__Source passage__.

The judges’ decision, written by a Judge James Wynn, Jr., cited a 1969 court decision saying, “On its most fundamental level, partisan gerrymandering violates the core principal of Republican government that voters should choose their representatives, not the other way around.” Joining me now from Los Angeles to discuss the judges’ decision is Dan Vicuna. Dan is the national redistricting manager for Common Cause, one of the main plaintiffs in this case. Thanks for being here, Dan.
DAN VICUNA: Thanks so much for having me.
GREGORY WILPERT: So give us first of all a brief summary of the decision. What exactly is unconstitutional about North Carolina’s congressional districts and why?
DAN VICUNA: Sure. A short bit of background here, the North Carolina legislature first drew a congressional map after the last census, after the 2010 census, and two of their congressional districts were struck down as an illegal gerrymander. The court said you’ve packed African-American voters into just a couple of districts in a way that eliminates their ability to affect the map, affect any of the surrounding districts, and that was very intentional as a way of giving Republicans an advantage in the state.

__Problems__.
1. Translate this sentence from the gerrymandering interview into Spanish: "Dan is the national redistricting manager for Common Cause, one of the main plaintiffs in this case."
2. Answer these questions from the gerrymandering interview:
(a) Which judge wrote the judges' decision?
(b) From which city does Dan Vicuna join the conversation?
(c) After which census did the North Carolina legislature first draw its congressional map?
3. Proceed with the gerrymandering interview, picking up right after its final sentence.
The material has no connection to the gerrymandering interview.

__Raw records__.
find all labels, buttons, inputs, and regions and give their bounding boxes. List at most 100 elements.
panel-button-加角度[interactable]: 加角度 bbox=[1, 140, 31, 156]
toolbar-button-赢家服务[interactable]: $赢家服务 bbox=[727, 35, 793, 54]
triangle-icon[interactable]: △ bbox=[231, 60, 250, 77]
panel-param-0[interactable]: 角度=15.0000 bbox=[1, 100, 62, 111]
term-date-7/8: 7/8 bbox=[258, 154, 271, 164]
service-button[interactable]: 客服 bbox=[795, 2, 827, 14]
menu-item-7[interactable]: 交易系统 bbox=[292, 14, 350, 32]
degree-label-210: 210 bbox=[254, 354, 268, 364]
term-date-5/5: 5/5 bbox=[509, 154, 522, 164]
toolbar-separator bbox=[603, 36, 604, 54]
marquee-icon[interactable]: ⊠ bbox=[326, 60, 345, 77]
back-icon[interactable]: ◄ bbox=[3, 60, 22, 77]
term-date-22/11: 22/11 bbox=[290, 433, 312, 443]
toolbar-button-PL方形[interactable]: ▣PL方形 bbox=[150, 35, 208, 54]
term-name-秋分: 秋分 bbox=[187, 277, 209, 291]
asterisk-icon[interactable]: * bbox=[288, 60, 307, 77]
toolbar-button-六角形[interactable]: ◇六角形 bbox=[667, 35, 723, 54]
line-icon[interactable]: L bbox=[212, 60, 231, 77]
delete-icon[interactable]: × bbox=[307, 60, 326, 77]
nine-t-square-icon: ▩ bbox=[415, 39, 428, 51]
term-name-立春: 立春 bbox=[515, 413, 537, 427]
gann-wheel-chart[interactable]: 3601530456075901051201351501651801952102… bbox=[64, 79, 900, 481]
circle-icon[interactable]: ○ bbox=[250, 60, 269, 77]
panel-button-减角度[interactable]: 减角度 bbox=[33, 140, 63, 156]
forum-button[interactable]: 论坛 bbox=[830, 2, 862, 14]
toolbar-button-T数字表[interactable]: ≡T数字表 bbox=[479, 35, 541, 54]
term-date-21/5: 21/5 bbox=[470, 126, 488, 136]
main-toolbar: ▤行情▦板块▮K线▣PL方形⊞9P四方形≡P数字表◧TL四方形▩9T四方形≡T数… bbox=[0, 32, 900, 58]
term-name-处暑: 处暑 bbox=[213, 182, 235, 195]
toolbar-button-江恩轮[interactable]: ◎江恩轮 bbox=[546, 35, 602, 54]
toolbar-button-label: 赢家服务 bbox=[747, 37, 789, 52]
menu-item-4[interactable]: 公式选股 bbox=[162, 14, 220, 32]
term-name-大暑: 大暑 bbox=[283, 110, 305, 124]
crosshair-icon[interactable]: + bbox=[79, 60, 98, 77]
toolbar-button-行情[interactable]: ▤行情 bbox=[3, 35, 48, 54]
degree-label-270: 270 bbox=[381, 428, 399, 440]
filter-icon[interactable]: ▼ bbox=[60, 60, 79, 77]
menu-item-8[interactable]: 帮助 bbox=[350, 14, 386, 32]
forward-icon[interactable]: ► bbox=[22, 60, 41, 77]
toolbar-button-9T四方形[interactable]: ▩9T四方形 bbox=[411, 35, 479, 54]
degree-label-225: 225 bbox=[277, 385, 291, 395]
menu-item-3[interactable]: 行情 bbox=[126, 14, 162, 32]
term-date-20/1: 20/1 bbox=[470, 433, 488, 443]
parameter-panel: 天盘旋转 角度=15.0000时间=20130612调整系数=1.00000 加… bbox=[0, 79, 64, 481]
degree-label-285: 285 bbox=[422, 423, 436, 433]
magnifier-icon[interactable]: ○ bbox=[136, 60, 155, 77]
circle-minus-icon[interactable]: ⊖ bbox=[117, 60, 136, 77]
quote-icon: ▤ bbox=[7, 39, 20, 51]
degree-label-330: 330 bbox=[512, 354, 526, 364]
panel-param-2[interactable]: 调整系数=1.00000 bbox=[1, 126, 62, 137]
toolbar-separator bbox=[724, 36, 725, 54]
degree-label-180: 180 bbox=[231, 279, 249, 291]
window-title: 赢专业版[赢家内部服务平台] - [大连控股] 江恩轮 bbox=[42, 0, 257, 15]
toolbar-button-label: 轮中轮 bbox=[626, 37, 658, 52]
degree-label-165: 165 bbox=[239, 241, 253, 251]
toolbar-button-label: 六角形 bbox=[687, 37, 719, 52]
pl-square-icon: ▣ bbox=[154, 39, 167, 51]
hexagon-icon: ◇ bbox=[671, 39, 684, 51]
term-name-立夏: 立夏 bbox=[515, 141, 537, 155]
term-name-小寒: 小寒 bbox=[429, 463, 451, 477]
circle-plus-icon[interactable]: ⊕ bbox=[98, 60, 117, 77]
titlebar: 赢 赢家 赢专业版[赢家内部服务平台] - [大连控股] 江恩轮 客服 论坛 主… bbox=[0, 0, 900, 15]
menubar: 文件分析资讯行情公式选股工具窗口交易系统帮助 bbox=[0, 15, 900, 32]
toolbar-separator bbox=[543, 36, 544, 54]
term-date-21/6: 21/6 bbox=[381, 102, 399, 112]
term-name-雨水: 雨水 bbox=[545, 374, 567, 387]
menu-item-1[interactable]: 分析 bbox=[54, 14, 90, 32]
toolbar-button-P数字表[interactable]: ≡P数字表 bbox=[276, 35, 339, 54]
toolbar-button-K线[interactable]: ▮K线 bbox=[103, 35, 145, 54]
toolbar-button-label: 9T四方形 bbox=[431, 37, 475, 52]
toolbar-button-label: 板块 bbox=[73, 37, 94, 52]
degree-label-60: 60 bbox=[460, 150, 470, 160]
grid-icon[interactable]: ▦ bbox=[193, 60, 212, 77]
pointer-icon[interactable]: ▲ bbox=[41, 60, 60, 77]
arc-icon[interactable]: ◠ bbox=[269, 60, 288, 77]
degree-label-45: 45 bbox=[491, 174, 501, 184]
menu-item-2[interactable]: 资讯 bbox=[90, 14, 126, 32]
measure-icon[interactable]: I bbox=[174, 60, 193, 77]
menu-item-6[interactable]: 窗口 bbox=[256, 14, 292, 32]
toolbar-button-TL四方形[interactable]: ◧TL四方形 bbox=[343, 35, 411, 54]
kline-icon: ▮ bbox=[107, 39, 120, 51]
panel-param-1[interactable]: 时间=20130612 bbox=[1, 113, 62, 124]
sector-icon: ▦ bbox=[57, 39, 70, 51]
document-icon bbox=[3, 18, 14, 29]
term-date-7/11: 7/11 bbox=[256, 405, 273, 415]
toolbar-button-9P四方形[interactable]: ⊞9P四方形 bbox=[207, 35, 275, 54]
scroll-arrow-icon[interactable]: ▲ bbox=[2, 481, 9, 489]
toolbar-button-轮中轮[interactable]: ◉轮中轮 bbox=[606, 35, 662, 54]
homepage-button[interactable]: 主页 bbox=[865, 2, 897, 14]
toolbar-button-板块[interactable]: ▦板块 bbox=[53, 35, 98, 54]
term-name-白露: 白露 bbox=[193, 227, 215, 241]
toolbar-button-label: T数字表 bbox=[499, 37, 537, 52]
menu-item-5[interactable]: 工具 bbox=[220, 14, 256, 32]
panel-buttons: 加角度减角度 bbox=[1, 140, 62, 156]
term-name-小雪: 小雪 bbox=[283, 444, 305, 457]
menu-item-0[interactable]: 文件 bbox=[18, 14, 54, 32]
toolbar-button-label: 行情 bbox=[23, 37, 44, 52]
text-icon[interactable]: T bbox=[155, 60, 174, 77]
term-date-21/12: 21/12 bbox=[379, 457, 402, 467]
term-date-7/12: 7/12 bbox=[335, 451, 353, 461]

__Expected results__.
1. Dan es el director nacional de redistribución de distritos de Common Cause, uno de los principales demandantes en este caso.

2.
(a) Judge James Wynn, Jr.
(b) Los Angeles
(c) The 2010 census

3.
What the court then ordered them to do in 2016 was to re-draw districts, and that’s where the quote you mentioned came from. The legislature said very publicly, “Look, this is not going to be any kind of racial gerrymander. What we’re going to do is draw these districts to ensure that Republicans maintain control of 10 of 13 seats in our congressional delegation despite the fact that the state is basically evenly split between the parties.” And so Common Cause — and we were joined by the North Carolina Democratic Party and some individual voters in the state — we said that it is a clear case of an unconstitutional, partisan gerrymander. So we sued on the grounds that this violated the First Amendment rights of those targeted voters, because they were targeted because of their speech, because of their support for Democratic candidates. We said this is an equal protection violation by, again, mistreating Democratic voters in an invidious manner.
And a couple of other Constitutional provisions related to the way that the popular election of the House of Representatives members, saying that this goes far beyond the states’ power to regulate elections, the time, place, and manner of elections. This is actually dictating outcomes. It also violates a provision of the Constitution which states that the House of Representative members must be elected by the people. Basically, a lot of these members of Congress are being elected by legislators. These districts were pre-determined in the drawing of districts. So that was our constitutional challenge.
And several weeks after we filed our case, the League of Women Voters, represented by Southern Coalition for Social Justice and Campaign Legal Center, filed a separate lawsuit on slightly different grounds using some slightly different constitutional provisions. Fortunately, we really won on all counts. The three-judge panel — again represented by an Obama appointee, a George W. Bush appointee, and a Jimmy Carter appointee — unanimously stated that this was a clear violation of fundamental constitutional rights of the public. Two of the judges agreed that this was both a First Amendment and equal protection violation, along with those other popular election provisions I mentioned.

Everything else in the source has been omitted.